Task goal:
Count every line that has the word "here" in it; give no more than the number.

________________________________________

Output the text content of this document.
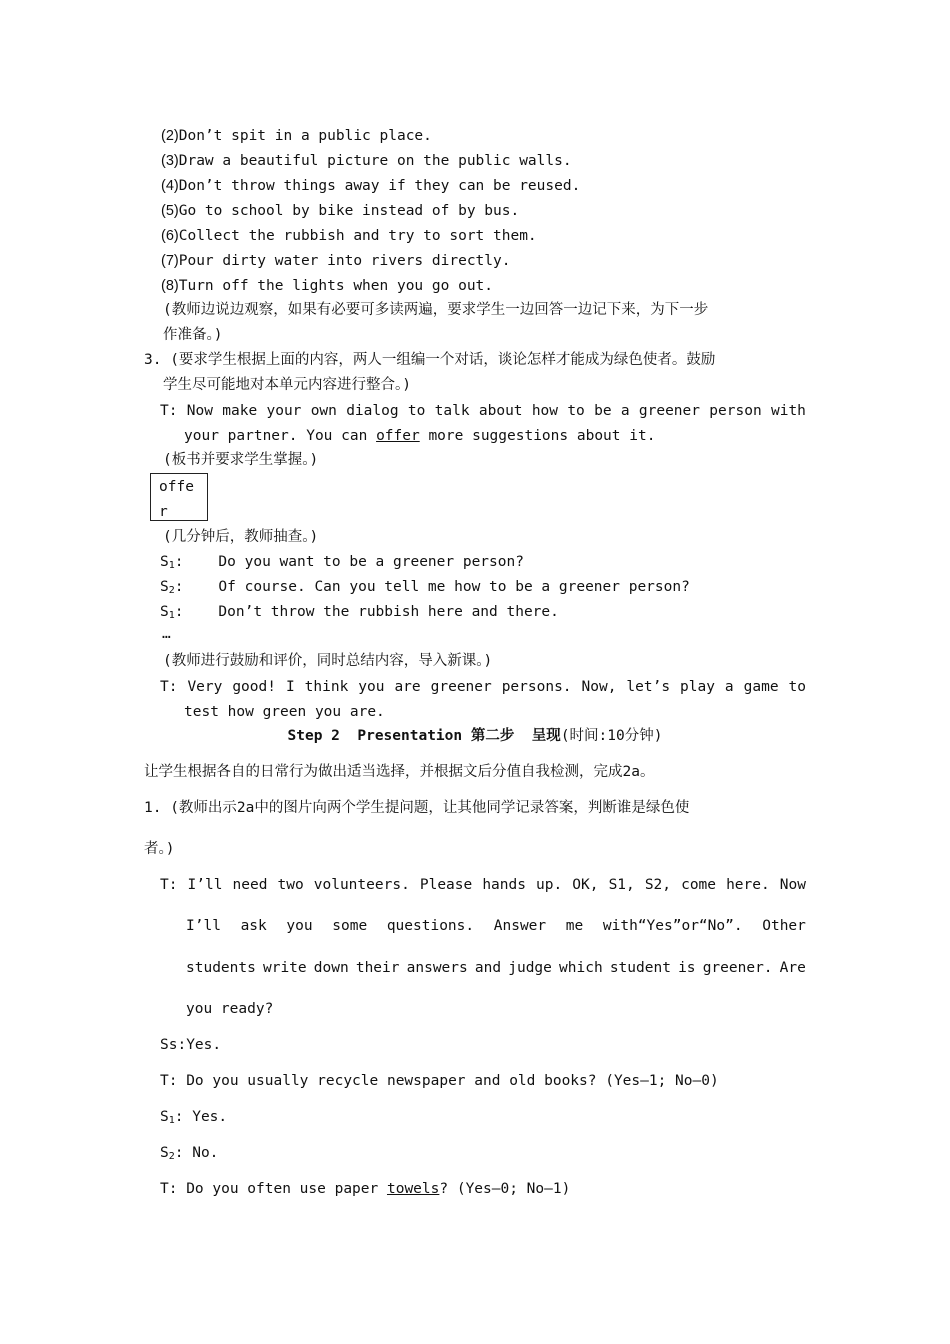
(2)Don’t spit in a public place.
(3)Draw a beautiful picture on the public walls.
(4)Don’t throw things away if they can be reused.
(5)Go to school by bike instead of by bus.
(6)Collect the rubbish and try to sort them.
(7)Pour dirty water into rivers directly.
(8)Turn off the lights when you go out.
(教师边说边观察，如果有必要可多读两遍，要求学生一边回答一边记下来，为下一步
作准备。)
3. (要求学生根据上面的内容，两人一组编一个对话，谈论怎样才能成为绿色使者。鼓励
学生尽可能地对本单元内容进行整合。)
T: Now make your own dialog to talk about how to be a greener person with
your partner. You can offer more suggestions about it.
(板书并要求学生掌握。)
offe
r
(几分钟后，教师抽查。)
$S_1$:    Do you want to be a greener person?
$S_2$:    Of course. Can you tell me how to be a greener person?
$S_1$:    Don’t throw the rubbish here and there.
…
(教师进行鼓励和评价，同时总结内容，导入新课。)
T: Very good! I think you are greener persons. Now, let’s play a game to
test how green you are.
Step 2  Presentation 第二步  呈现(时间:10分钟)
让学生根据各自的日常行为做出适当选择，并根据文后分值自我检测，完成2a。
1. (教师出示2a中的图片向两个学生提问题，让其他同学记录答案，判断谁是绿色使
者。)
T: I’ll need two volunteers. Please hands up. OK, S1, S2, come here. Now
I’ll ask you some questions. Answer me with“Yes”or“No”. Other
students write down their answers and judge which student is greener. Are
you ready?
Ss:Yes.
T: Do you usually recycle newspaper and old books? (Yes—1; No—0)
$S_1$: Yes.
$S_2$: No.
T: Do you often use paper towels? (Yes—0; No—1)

________________________________________

Exercise answer:
2